- [SHORT PROBLEM]: Return each line of the data below verbatim; pictures are to be left out.

───── RECORDS SHOWN

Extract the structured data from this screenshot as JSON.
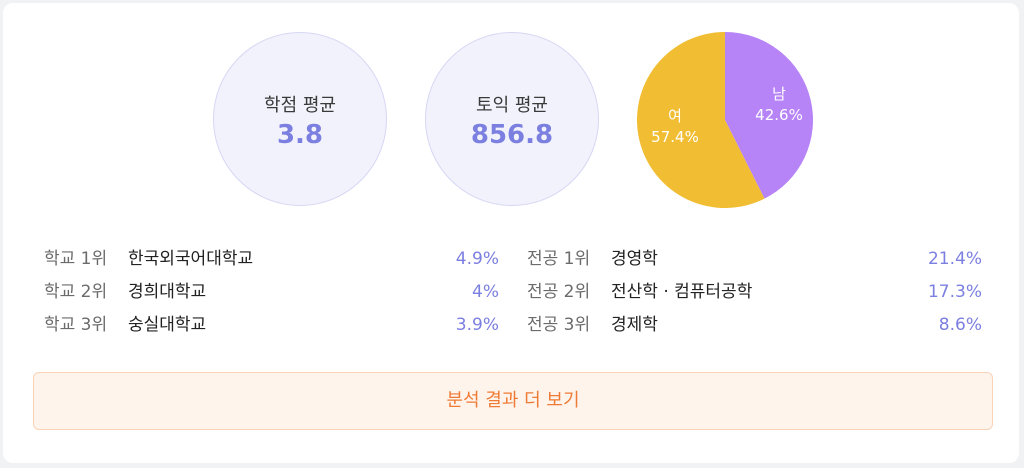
{
  "stats": {
    "gpa": {
      "label": "학점 평균",
      "value": "3.8"
    },
    "toeic": {
      "label": "토익 평균",
      "value": "856.8"
    }
  },
  "gender": {
    "male": {
      "label": "남",
      "percent": "42.6%",
      "value": 42.6,
      "color": "#b784f7"
    },
    "female": {
      "label": "여",
      "percent": "57.4%",
      "value": 57.4,
      "color": "#f0bd33"
    }
  },
  "schools": [
    {
      "rank": "학교 1위",
      "name": "한국외국어대학교",
      "percent": "4.9%"
    },
    {
      "rank": "학교 2위",
      "name": "경희대학교",
      "percent": "4%"
    },
    {
      "rank": "학교 3위",
      "name": "숭실대학교",
      "percent": "3.9%"
    }
  ],
  "majors": [
    {
      "rank": "전공 1위",
      "name": "경영학",
      "percent": "21.4%"
    },
    {
      "rank": "전공 2위",
      "name": "전산학 · 컴퓨터공학",
      "percent": "17.3%"
    },
    {
      "rank": "전공 3위",
      "name": "경제학",
      "percent": "8.6%"
    }
  ],
  "more_button": {
    "label": "분석 결과 더 보기"
  },
  "colors": {
    "accent": "#7b7fe0",
    "button_text": "#ee7a34",
    "button_bg": "#fff4ec"
  }
}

──────────

- [TASK ANSWER]:
Extract the structured data from this screenshot as JSON.
{
  "stats": {
    "gpa": {
      "label": "학점 평균",
      "value": "3.8"
    },
    "toeic": {
      "label": "토익 평균",
      "value": "856.8"
    }
  },
  "gender": {
    "male": {
      "label": "남",
      "percent": "42.6%",
      "value": 42.6,
      "color": "#b784f7"
    },
    "female": {
      "label": "여",
      "percent": "57.4%",
      "value": 57.4,
      "color": "#f0bd33"
    }
  },
  "schools": [
    {
      "rank": "학교 1위",
      "name": "한국외국어대학교",
      "percent": "4.9%"
    },
    {
      "rank": "학교 2위",
      "name": "경희대학교",
      "percent": "4%"
    },
    {
      "rank": "학교 3위",
      "name": "숭실대학교",
      "percent": "3.9%"
    }
  ],
  "majors": [
    {
      "rank": "전공 1위",
      "name": "경영학",
      "percent": "21.4%"
    },
    {
      "rank": "전공 2위",
      "name": "전산학 · 컴퓨터공학",
      "percent": "17.3%"
    },
    {
      "rank": "전공 3위",
      "name": "경제학",
      "percent": "8.6%"
    }
  ],
  "more_button": {
    "label": "분석 결과 더 보기"
  },
  "colors": {
    "accent": "#7b7fe0",
    "button_text": "#ee7a34",
    "button_bg": "#fff4ec"
  }
}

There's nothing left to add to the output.